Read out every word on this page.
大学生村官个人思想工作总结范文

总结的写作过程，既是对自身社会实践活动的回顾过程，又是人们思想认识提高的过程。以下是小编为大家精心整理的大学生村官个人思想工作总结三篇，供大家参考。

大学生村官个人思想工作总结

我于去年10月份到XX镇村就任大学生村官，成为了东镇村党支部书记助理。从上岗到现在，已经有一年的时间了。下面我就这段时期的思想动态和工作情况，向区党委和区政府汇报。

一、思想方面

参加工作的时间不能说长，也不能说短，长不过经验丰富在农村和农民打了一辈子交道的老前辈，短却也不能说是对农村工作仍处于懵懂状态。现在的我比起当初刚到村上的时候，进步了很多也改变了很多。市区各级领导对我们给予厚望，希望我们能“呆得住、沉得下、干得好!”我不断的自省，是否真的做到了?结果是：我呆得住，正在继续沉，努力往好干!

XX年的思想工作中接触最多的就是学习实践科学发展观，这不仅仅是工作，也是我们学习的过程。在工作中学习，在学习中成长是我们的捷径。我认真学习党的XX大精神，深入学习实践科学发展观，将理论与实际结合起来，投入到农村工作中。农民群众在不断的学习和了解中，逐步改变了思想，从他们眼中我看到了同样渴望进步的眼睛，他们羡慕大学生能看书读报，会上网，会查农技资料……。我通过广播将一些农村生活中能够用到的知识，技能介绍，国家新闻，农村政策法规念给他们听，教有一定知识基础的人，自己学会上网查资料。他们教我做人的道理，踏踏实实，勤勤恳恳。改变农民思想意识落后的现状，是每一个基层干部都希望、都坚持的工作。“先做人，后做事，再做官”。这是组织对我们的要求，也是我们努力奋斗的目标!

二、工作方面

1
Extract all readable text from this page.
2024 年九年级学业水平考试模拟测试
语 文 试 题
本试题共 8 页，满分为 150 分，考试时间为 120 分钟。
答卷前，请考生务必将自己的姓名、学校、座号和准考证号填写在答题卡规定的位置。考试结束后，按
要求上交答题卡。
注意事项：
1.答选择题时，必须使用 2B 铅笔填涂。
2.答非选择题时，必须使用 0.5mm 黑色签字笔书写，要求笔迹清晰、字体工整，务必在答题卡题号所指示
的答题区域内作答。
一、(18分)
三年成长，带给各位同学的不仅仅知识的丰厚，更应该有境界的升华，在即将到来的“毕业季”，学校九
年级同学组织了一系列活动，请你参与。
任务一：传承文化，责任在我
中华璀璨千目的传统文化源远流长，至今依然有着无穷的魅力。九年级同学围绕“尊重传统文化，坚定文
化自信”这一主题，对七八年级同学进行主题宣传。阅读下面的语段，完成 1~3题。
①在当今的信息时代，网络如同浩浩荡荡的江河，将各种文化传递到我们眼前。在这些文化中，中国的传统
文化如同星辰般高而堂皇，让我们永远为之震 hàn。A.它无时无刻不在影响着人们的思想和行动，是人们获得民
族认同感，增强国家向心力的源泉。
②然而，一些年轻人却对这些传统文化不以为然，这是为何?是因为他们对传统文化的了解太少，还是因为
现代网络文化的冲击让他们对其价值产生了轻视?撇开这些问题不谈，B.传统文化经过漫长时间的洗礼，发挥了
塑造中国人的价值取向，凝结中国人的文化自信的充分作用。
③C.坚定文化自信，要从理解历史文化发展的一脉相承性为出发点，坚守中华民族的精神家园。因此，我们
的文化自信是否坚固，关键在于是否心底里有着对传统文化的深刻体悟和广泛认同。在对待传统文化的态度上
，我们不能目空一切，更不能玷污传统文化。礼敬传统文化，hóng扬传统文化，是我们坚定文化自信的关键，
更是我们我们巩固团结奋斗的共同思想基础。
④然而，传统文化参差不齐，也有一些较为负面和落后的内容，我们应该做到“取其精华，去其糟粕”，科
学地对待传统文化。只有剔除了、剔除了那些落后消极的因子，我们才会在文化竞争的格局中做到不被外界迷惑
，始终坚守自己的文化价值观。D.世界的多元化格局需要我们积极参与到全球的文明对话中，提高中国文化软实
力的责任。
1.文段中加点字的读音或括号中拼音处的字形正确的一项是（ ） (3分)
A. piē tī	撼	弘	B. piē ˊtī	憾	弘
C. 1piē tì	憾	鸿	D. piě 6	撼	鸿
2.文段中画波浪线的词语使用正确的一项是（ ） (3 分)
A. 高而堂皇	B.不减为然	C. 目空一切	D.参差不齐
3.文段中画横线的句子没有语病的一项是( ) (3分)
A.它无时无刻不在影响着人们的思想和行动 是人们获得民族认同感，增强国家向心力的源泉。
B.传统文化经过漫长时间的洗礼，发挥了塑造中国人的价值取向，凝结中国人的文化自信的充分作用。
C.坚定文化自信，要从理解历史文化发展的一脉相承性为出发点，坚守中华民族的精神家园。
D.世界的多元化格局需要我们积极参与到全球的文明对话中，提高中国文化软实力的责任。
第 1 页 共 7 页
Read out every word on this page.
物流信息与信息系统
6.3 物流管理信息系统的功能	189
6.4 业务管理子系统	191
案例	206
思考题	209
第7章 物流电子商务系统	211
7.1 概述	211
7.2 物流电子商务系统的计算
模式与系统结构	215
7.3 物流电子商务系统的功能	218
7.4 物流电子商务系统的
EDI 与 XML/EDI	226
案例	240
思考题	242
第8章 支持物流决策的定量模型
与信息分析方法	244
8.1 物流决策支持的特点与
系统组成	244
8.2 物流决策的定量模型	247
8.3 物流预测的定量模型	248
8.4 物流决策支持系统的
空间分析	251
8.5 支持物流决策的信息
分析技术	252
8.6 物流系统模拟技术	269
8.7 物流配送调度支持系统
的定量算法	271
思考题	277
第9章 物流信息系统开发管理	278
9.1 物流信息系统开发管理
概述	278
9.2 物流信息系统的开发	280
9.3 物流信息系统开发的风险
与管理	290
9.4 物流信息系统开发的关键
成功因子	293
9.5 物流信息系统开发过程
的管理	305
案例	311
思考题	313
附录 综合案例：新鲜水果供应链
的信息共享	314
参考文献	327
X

▶ **What to do**
Reproduce all of the records exactly.

▶ **Reply to the exercise**
Read out every word on this page.
大学生村官个人思想工作总结范文

总结的写作过程，既是对自身社会实践活动的回顾过程，又是人们思想认识提高的过程。以下是小编为大家精心整理的大学生村官个人思想工作总结三篇，供大家参考。

大学生村官个人思想工作总结

我于去年10月份到XX镇村就任大学生村官，成为了东镇村党支部书记助理。从上岗到现在，已经有一年的时间了。下面我就这段时期的思想动态和工作情况，向区党委和区政府汇报。

一、思想方面

参加工作的时间不能说长，也不能说短，长不过经验丰富在农村和农民打了一辈子交道的老前辈，短却也不能说是对农村工作仍处于懵懂状态。现在的我比起当初刚到村上的时候，进步了很多也改变了很多。市区各级领导对我们给予厚望，希望我们能“呆得住、沉得下、干得好!”我不断的自省，是否真的做到了?结果是：我呆得住，正在继续沉，努力往好干!

XX年的思想工作中接触最多的就是学习实践科学发展观，这不仅仅是工作，也是我们学习的过程。在工作中学习，在学习中成长是我们的捷径。我认真学习党的XX大精神，深入学习实践科学发展观，将理论与实际结合起来，投入到农村工作中。农民群众在不断的学习和了解中，逐步改变了思想，从他们眼中我看到了同样渴望进步的眼睛，他们羡慕大学生能看书读报，会上网，会查农技资料……。我通过广播将一些农村生活中能够用到的知识，技能介绍，国家新闻，农村政策法规念给他们听，教有一定知识基础的人，自己学会上网查资料。他们教我做人的道理，踏踏实实，勤勤恳恳。改变农民思想意识落后的现状，是每一个基层干部都希望、都坚持的工作。“先做人，后做事，再做官”。这是组织对我们的要求，也是我们努力奋斗的目标!

二、工作方面

1
Extract all readable text from this page.
2024 年九年级学业水平考试模拟测试
语 文 试 题
本试题共 8 页，满分为 150 分，考试时间为 120 分钟。
答卷前，请考生务必将自己的姓名、学校、座号和准考证号填写在答题卡规定的位置。考试结束后，按
要求上交答题卡。
注意事项：
1.答选择题时，必须使用 2B 铅笔填涂。
2.答非选择题时，必须使用 0.5mm 黑色签字笔书写，要求笔迹清晰、字体工整，务必在答题卡题号所指示
的答题区域内作答。
一、(18分)
三年成长，带给各位同学的不仅仅知识的丰厚，更应该有境界的升华，在即将到来的“毕业季”，学校九
年级同学组织了一系列活动，请你参与。
任务一：传承文化，责任在我
中华璀璨千目的传统文化源远流长，至今依然有着无穷的魅力。九年级同学围绕“尊重传统文化，坚定文
化自信”这一主题，对七八年级同学进行主题宣传。阅读下面的语段，完成 1~3题。
①在当今的信息时代，网络如同浩浩荡荡的江河，将各种文化传递到我们眼前。在这些文化中，中国的传统
文化如同星辰般高而堂皇，让我们永远为之震 hàn。A.它无时无刻不在影响着人们的思想和行动，是人们获得民
族认同感，增强国家向心力的源泉。
②然而，一些年轻人却对这些传统文化不以为然，这是为何?是因为他们对传统文化的了解太少，还是因为
现代网络文化的冲击让他们对其价值产生了轻视?撇开这些问题不谈，B.传统文化经过漫长时间的洗礼，发挥了
塑造中国人的价值取向，凝结中国人的文化自信的充分作用。
③C.坚定文化自信，要从理解历史文化发展的一脉相承性为出发点，坚守中华民族的精神家园。因此，我们
的文化自信是否坚固，关键在于是否心底里有着对传统文化的深刻体悟和广泛认同。在对待传统文化的态度上
，我们不能目空一切，更不能玷污传统文化。礼敬传统文化，hóng扬传统文化，是我们坚定文化自信的关键，
更是我们我们巩固团结奋斗的共同思想基础。
④然而，传统文化参差不齐，也有一些较为负面和落后的内容，我们应该做到“取其精华，去其糟粕”，科
学地对待传统文化。只有剔除了、剔除了那些落后消极的因子，我们才会在文化竞争的格局中做到不被外界迷惑
，始终坚守自己的文化价值观。D.世界的多元化格局需要我们积极参与到全球的文明对话中，提高中国文化软实
力的责任。
1.文段中加点字的读音或括号中拼音处的字形正确的一项是（ ） (3分)
A. piē tī	撼	弘	B. piē ˊtī	憾	弘
C. 1piē tì	憾	鸿	D. piě 6	撼	鸿
2.文段中画波浪线的词语使用正确的一项是（ ） (3 分)
A. 高而堂皇	B.不减为然	C. 目空一切	D.参差不齐
3.文段中画横线的句子没有语病的一项是( ) (3分)
A.它无时无刻不在影响着人们的思想和行动 是人们获得民族认同感，增强国家向心力的源泉。
B.传统文化经过漫长时间的洗礼，发挥了塑造中国人的价值取向，凝结中国人的文化自信的充分作用。
C.坚定文化自信，要从理解历史文化发展的一脉相承性为出发点，坚守中华民族的精神家园。
D.世界的多元化格局需要我们积极参与到全球的文明对话中，提高中国文化软实力的责任。
第 1 页 共 7 页
Read out every word on this page.
物流信息与信息系统
6.3 物流管理信息系统的功能	189
6.4 业务管理子系统	191
案例	206
思考题	209
第7章 物流电子商务系统	211
7.1 概述	211
7.2 物流电子商务系统的计算
模式与系统结构	215
7.3 物流电子商务系统的功能	218
7.4 物流电子商务系统的
EDI 与 XML/EDI	226
案例	240
思考题	242
第8章 支持物流决策的定量模型
与信息分析方法	244
8.1 物流决策支持的特点与
系统组成	244
8.2 物流决策的定量模型	247
8.3 物流预测的定量模型	248
8.4 物流决策支持系统的
空间分析	251
8.5 支持物流决策的信息
分析技术	252
8.6 物流系统模拟技术	269
8.7 物流配送调度支持系统
的定量算法	271
思考题	277
第9章 物流信息系统开发管理	278
9.1 物流信息系统开发管理
概述	278
9.2 物流信息系统的开发	280
9.3 物流信息系统开发的风险
与管理	290
9.4 物流信息系统开发的关键
成功因子	293
9.5 物流信息系统开发过程
的管理	305
案例	311
思考题	313
附录 综合案例：新鲜水果供应链
的信息共享	314
参考文献	327
X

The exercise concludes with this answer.